◆ Stated exercise ◆
Pictures aside, write out every record exactly as it appears.

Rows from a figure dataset
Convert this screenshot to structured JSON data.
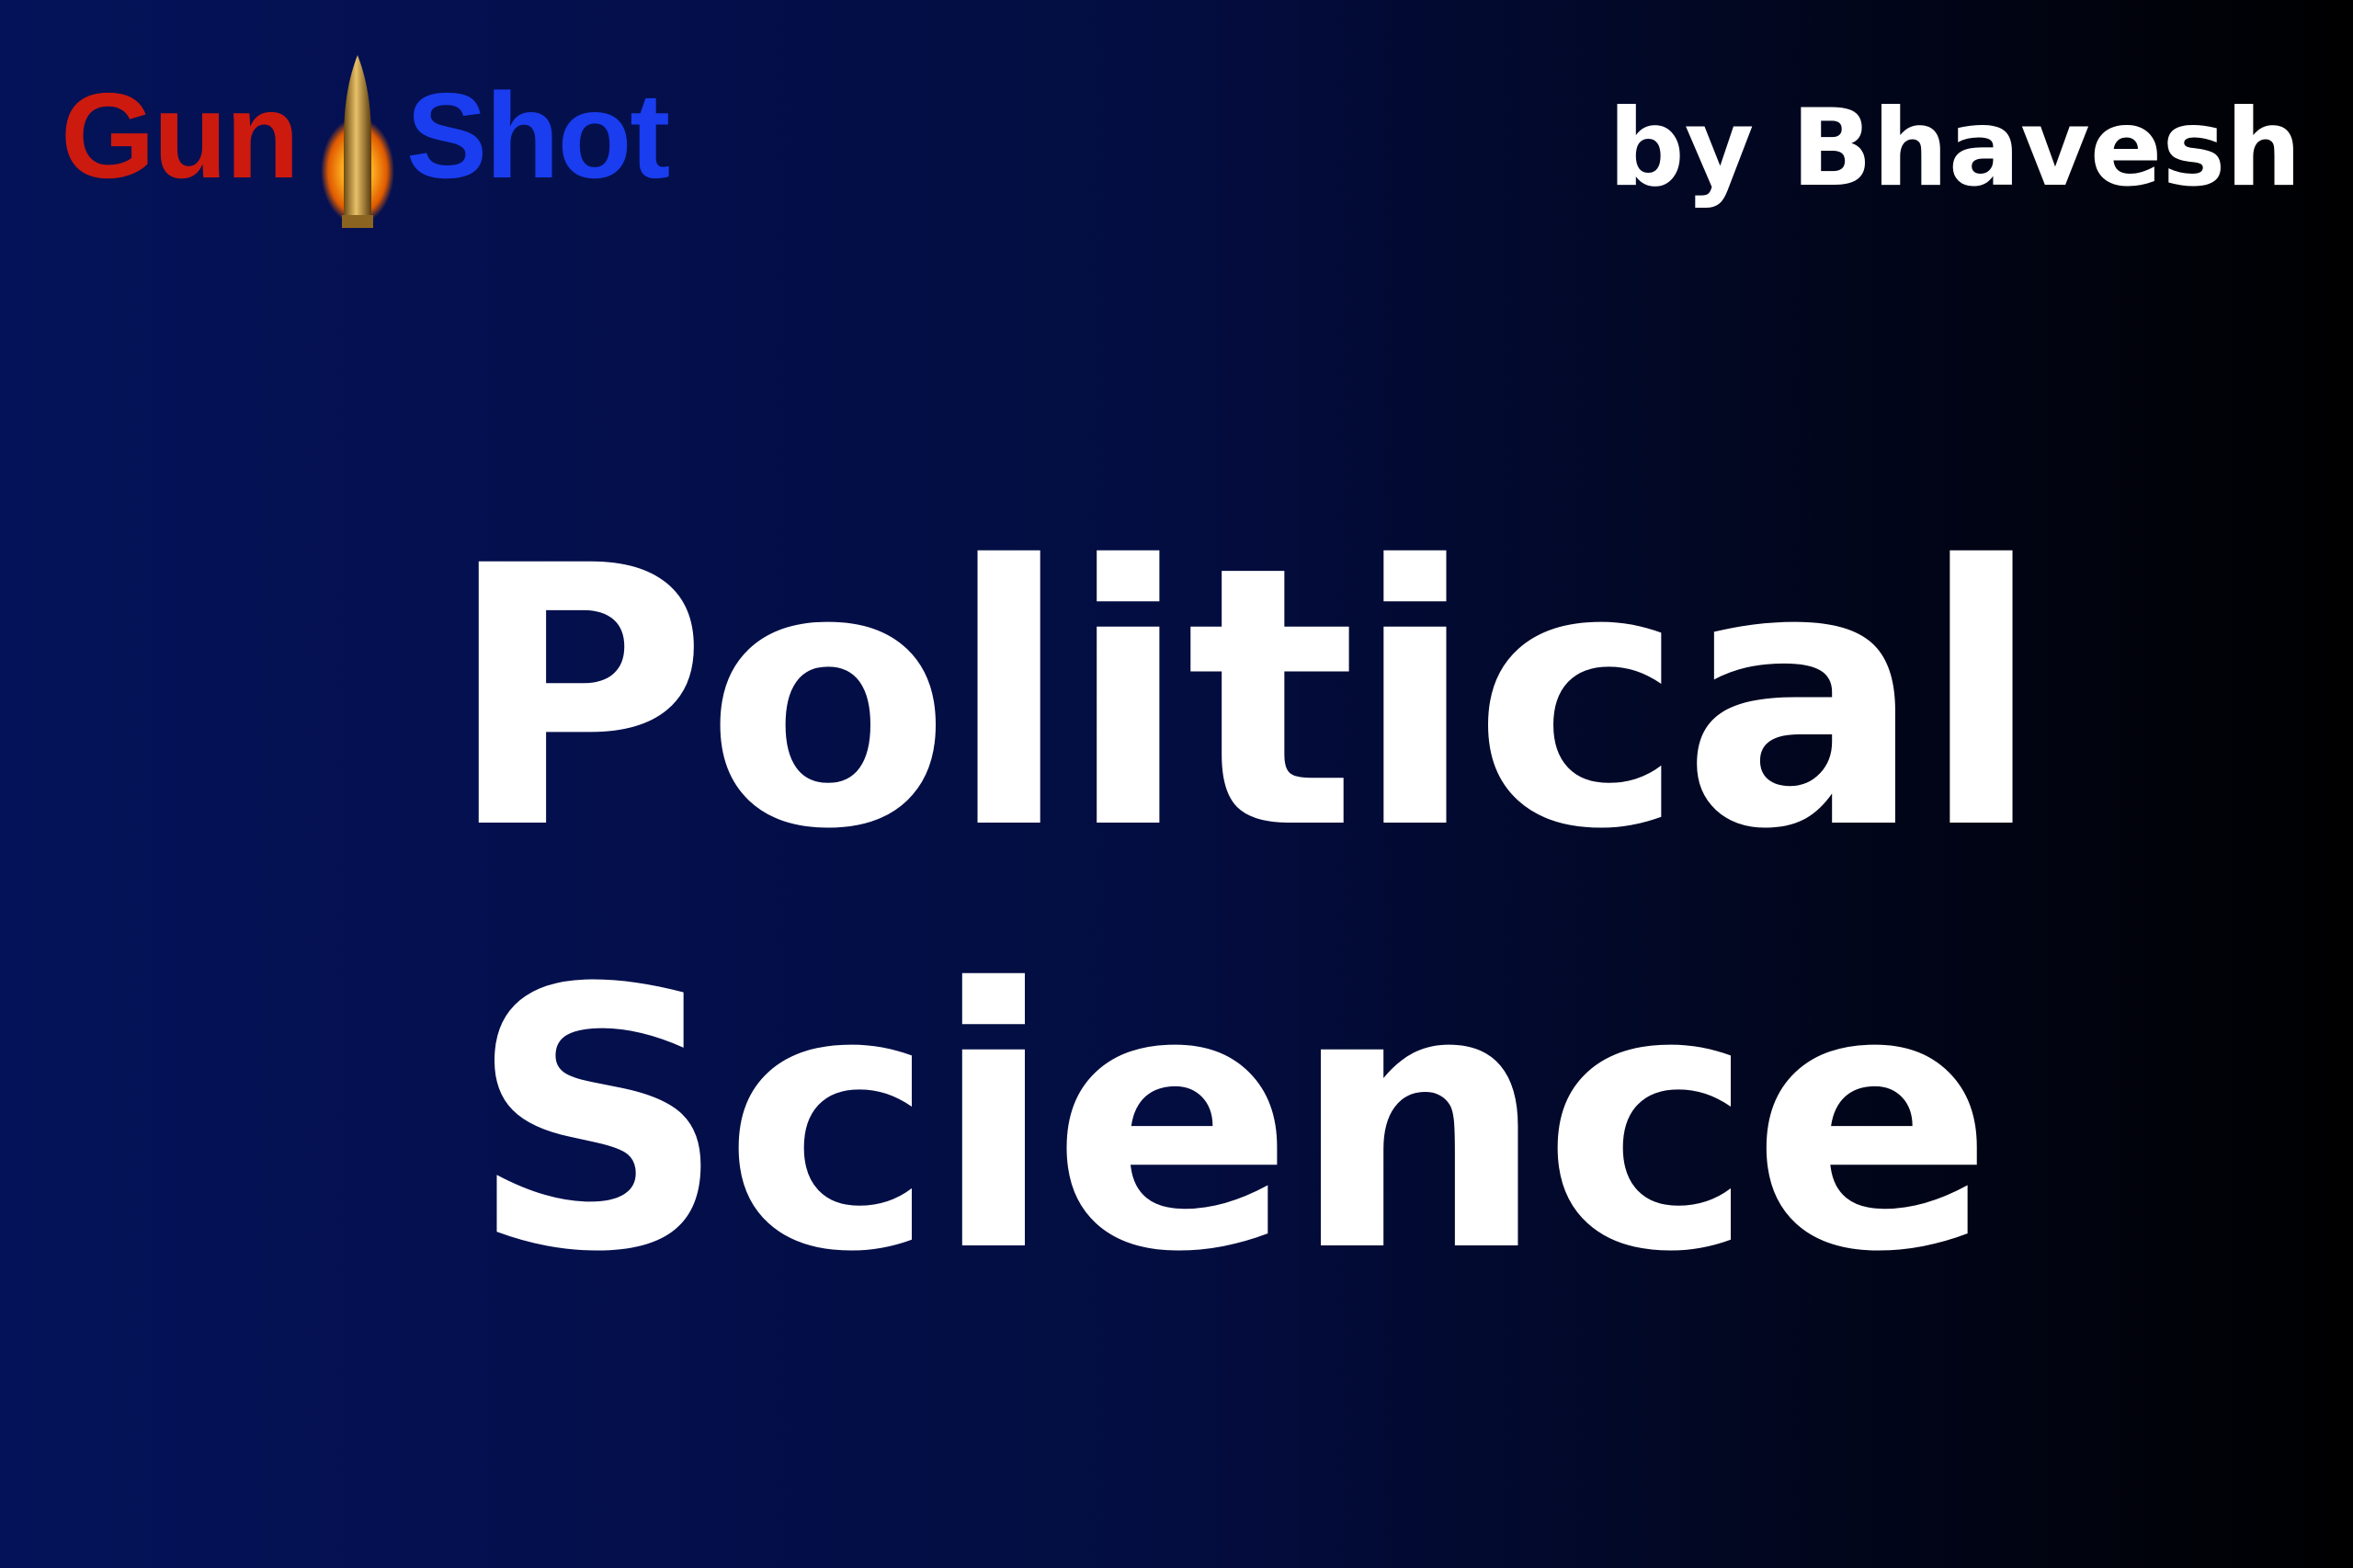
{
  "logo": {
    "part1": "Gun",
    "part2": "Shot",
    "part1_color": "#cc1a0e",
    "part2_color": "#1a3df0",
    "icon": "bullet-icon"
  },
  "byline": "by Bhavesh",
  "title": {
    "line1": "Political",
    "line2": "Science"
  },
  "colors": {
    "background_start": "#041259",
    "background_end": "#000000",
    "title": "#ffffff"
  }
}
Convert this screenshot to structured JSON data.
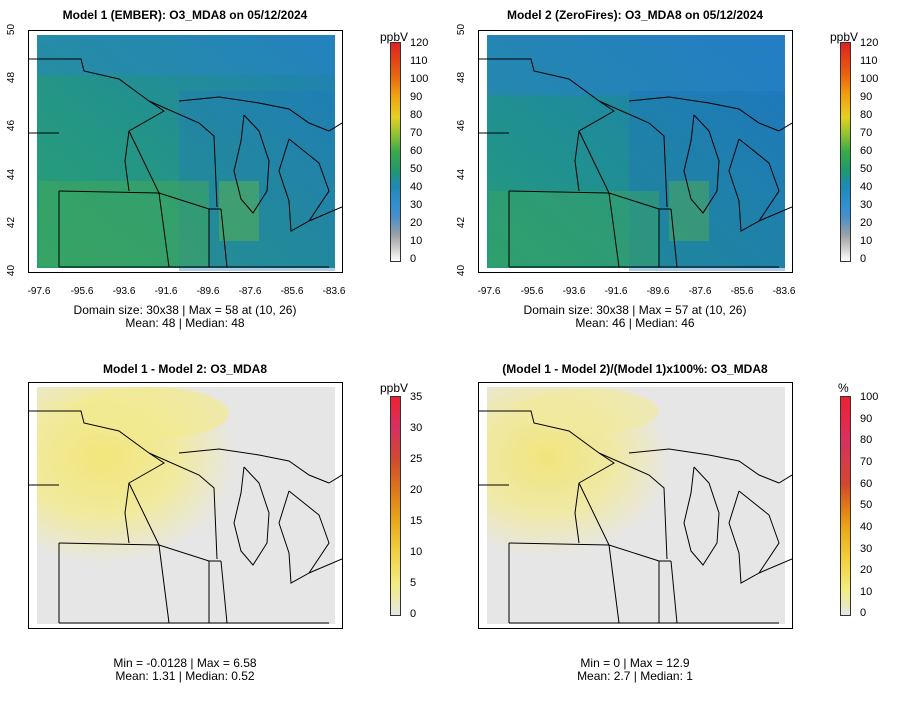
{
  "panels": [
    {
      "id": "p1",
      "title": "Model 1 (EMBER): O3_MDA8 on 05/12/2024",
      "stats_line1": "Domain size: 30x38 | Max = 58 at (10, 26)",
      "stats_line2": "Mean: 48 |  Median: 48",
      "x_ticks": [
        "-97.6",
        "-95.6",
        "-93.6",
        "-91.6",
        "-89.6",
        "-87.6",
        "-85.6",
        "-83.6"
      ],
      "y_ticks": [
        "40",
        "42",
        "44",
        "46",
        "48",
        "50"
      ],
      "colorbar": {
        "unit": "ppbV",
        "labels": [
          "120",
          "110",
          "100",
          "90",
          "80",
          "70",
          "60",
          "50",
          "40",
          "30",
          "20",
          "10",
          "0"
        ]
      }
    },
    {
      "id": "p2",
      "title": "Model 2 (ZeroFires): O3_MDA8 on 05/12/2024",
      "stats_line1": "Domain size: 30x38 | Max = 57 at (10, 26)",
      "stats_line2": "Mean: 46 |  Median: 46",
      "x_ticks": [
        "-97.6",
        "-95.6",
        "-93.6",
        "-91.6",
        "-89.6",
        "-87.6",
        "-85.6",
        "-83.6"
      ],
      "y_ticks": [
        "40",
        "42",
        "44",
        "46",
        "48",
        "50"
      ],
      "colorbar": {
        "unit": "ppbV",
        "labels": [
          "120",
          "110",
          "100",
          "90",
          "80",
          "70",
          "60",
          "50",
          "40",
          "30",
          "20",
          "10",
          "0"
        ]
      }
    },
    {
      "id": "p3",
      "title": "Model 1 - Model 2: O3_MDA8",
      "stats_line1": "Min = -0.0128 | Max = 6.58",
      "stats_line2": "Mean: 1.31 |  Median: 0.52",
      "colorbar": {
        "unit": "ppbV",
        "labels": [
          "35",
          "30",
          "25",
          "20",
          "15",
          "10",
          "5",
          "0"
        ]
      }
    },
    {
      "id": "p4",
      "title": "(Model 1 - Model 2)/(Model 1)x100%: O3_MDA8",
      "stats_line1": "Min = 0 | Max = 12.9",
      "stats_line2": "Mean: 2.7 |  Median: 1",
      "colorbar": {
        "unit": "%",
        "labels": [
          "100",
          "90",
          "80",
          "70",
          "60",
          "50",
          "40",
          "30",
          "20",
          "10",
          "0"
        ]
      }
    }
  ],
  "colors": {
    "ozone_scale": [
      "#ffffff",
      "#cccccc",
      "#9aa0a8",
      "#4a90c8",
      "#2f8fd0",
      "#1f88b8",
      "#1f9a6a",
      "#3aa84a",
      "#8ec232",
      "#e6d020",
      "#f0a010",
      "#e86010",
      "#e02020"
    ],
    "diff_scale": [
      "#e6e6e6",
      "#f2ec80",
      "#f2d040",
      "#e8a818",
      "#e07818",
      "#d04830",
      "#d83060",
      "#f02030"
    ],
    "map_bg_ozone": "#2f9a8a",
    "map_bg_diff": "#e6e6e6",
    "diff_hotspot": "#f3e890"
  }
}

◆ Full output ◆
Convert this screenshot to structured JSON data.
{
  "logo": {
    "part1": "Gun",
    "part2": "Shot",
    "part1_color": "#cc1a0e",
    "part2_color": "#1a3df0",
    "icon": "bullet-icon"
  },
  "byline": "by Bhavesh",
  "title": {
    "line1": "Political",
    "line2": "Science"
  },
  "colors": {
    "background_start": "#041259",
    "background_end": "#000000",
    "title": "#ffffff"
  }
}
Convert this screenshot to structured JSON data.
{
  "panels": [
    {
      "id": "p1",
      "title": "Model 1 (EMBER): O3_MDA8 on 05/12/2024",
      "stats_line1": "Domain size: 30x38 | Max = 58 at (10, 26)",
      "stats_line2": "Mean: 48 |  Median: 48",
      "x_ticks": [
        "-97.6",
        "-95.6",
        "-93.6",
        "-91.6",
        "-89.6",
        "-87.6",
        "-85.6",
        "-83.6"
      ],
      "y_ticks": [
        "40",
        "42",
        "44",
        "46",
        "48",
        "50"
      ],
      "colorbar": {
        "unit": "ppbV",
        "labels": [
          "120",
          "110",
          "100",
          "90",
          "80",
          "70",
          "60",
          "50",
          "40",
          "30",
          "20",
          "10",
          "0"
        ]
      }
    },
    {
      "id": "p2",
      "title": "Model 2 (ZeroFires): O3_MDA8 on 05/12/2024",
      "stats_line1": "Domain size: 30x38 | Max = 57 at (10, 26)",
      "stats_line2": "Mean: 46 |  Median: 46",
      "x_ticks": [
        "-97.6",
        "-95.6",
        "-93.6",
        "-91.6",
        "-89.6",
        "-87.6",
        "-85.6",
        "-83.6"
      ],
      "y_ticks": [
        "40",
        "42",
        "44",
        "46",
        "48",
        "50"
      ],
      "colorbar": {
        "unit": "ppbV",
        "labels": [
          "120",
          "110",
          "100",
          "90",
          "80",
          "70",
          "60",
          "50",
          "40",
          "30",
          "20",
          "10",
          "0"
        ]
      }
    },
    {
      "id": "p3",
      "title": "Model 1 - Model 2: O3_MDA8",
      "stats_line1": "Min = -0.0128 | Max = 6.58",
      "stats_line2": "Mean: 1.31 |  Median: 0.52",
      "colorbar": {
        "unit": "ppbV",
        "labels": [
          "35",
          "30",
          "25",
          "20",
          "15",
          "10",
          "5",
          "0"
        ]
      }
    },
    {
      "id": "p4",
      "title": "(Model 1 - Model 2)/(Model 1)x100%: O3_MDA8",
      "stats_line1": "Min = 0 | Max = 12.9",
      "stats_line2": "Mean: 2.7 |  Median: 1",
      "colorbar": {
        "unit": "%",
        "labels": [
          "100",
          "90",
          "80",
          "70",
          "60",
          "50",
          "40",
          "30",
          "20",
          "10",
          "0"
        ]
      }
    }
  ],
  "colors": {
    "ozone_scale": [
      "#ffffff",
      "#cccccc",
      "#9aa0a8",
      "#4a90c8",
      "#2f8fd0",
      "#1f88b8",
      "#1f9a6a",
      "#3aa84a",
      "#8ec232",
      "#e6d020",
      "#f0a010",
      "#e86010",
      "#e02020"
    ],
    "diff_scale": [
      "#e6e6e6",
      "#f2ec80",
      "#f2d040",
      "#e8a818",
      "#e07818",
      "#d04830",
      "#d83060",
      "#f02030"
    ],
    "map_bg_ozone": "#2f9a8a",
    "map_bg_diff": "#e6e6e6",
    "diff_hotspot": "#f3e890"
  }
}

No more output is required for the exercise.